----- INPUT RECORDS

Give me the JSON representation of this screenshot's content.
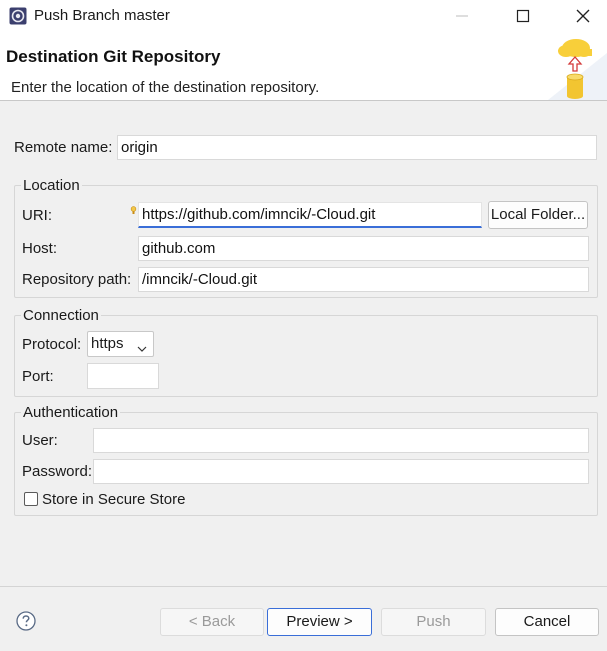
{
  "window": {
    "title": "Push Branch master"
  },
  "header": {
    "title": "Destination Git Repository",
    "description": "Enter the location of the destination repository.",
    "graphic_icon": "cloud-push-database-icon"
  },
  "remote": {
    "label": "Remote name:",
    "value": "origin"
  },
  "location": {
    "group_label": "Location",
    "uri_label": "URI:",
    "uri_value": "https://github.com/imncik/-Cloud.git",
    "local_folder_button": "Local Folder...",
    "host_label": "Host:",
    "host_value": "github.com",
    "repo_path_label": "Repository path:",
    "repo_path_value": "/imncik/-Cloud.git"
  },
  "connection": {
    "group_label": "Connection",
    "protocol_label": "Protocol:",
    "protocol_value": "https",
    "port_label": "Port:",
    "port_value": ""
  },
  "authentication": {
    "group_label": "Authentication",
    "user_label": "User:",
    "user_value": "",
    "password_label": "Password:",
    "password_value": "",
    "store_label": "Store in Secure Store",
    "store_checked": false
  },
  "buttons": {
    "back": "< Back",
    "preview": "Preview >",
    "push": "Push",
    "cancel": "Cancel"
  },
  "colors": {
    "accent": "#3a6ed8",
    "background": "#f0f0f0",
    "panel": "#ffffff"
  }
}
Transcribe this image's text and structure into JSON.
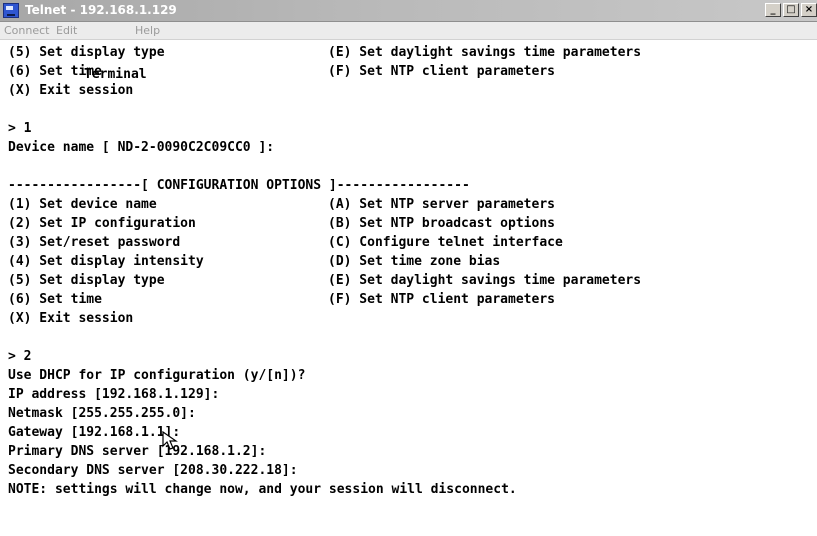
{
  "window": {
    "title": "Telnet - 192.168.1.129"
  },
  "menubar": {
    "items": [
      "Connect",
      "Edit",
      "Terminal",
      "Help"
    ]
  },
  "terminal": {
    "lines": [
      {
        "left": "(5) Set display type",
        "right": "(E) Set daylight savings time parameters"
      },
      {
        "left": "(6) Set time",
        "right": "(F) Set NTP client parameters"
      },
      {
        "left": "(X) Exit session",
        "right": ""
      },
      {
        "left": "",
        "right": ""
      },
      {
        "left": "> 1",
        "right": ""
      },
      {
        "left": "Device name [ ND-2-0090C2C09CC0 ]:",
        "right": ""
      },
      {
        "left": "",
        "right": ""
      },
      {
        "left": "-----------------[ CONFIGURATION OPTIONS ]-----------------",
        "right": ""
      },
      {
        "left": "(1) Set device name",
        "right": "(A) Set NTP server parameters"
      },
      {
        "left": "(2) Set IP configuration",
        "right": "(B) Set NTP broadcast options"
      },
      {
        "left": "(3) Set/reset password",
        "right": "(C) Configure telnet interface"
      },
      {
        "left": "(4) Set display intensity",
        "right": "(D) Set time zone bias"
      },
      {
        "left": "(5) Set display type",
        "right": "(E) Set daylight savings time parameters"
      },
      {
        "left": "(6) Set time",
        "right": "(F) Set NTP client parameters"
      },
      {
        "left": "(X) Exit session",
        "right": ""
      },
      {
        "left": "",
        "right": ""
      },
      {
        "left": "> 2",
        "right": ""
      },
      {
        "left": "Use DHCP for IP configuration (y/[n])?",
        "right": ""
      },
      {
        "left": "IP address [192.168.1.129]:",
        "right": ""
      },
      {
        "left": "Netmask [255.255.255.0]:",
        "right": ""
      },
      {
        "left": "Gateway [192.168.1.1]:",
        "right": ""
      },
      {
        "left": "Primary DNS server [192.168.1.2]:",
        "right": ""
      },
      {
        "left": "Secondary DNS server [208.30.222.18]:",
        "right": ""
      },
      {
        "left": "NOTE: settings will change now, and your session will disconnect.",
        "right": ""
      }
    ]
  },
  "colors": {
    "title_bar": "#b9b9b9",
    "menu_text": "#9a9a9a",
    "terminal_bg": "#ffffff",
    "terminal_text": "#000000"
  },
  "icons": {
    "app": "telnet-app-icon",
    "minimize": "minimize-icon",
    "maximize": "maximize-icon",
    "close": "close-icon",
    "cursor": "mouse-pointer-icon"
  }
}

----------

Locate all lines in the listing above with the word "this". Copy them.

Give me the JSON representation of this screenshot's content.
Transcribe this image's text and structure into JSON.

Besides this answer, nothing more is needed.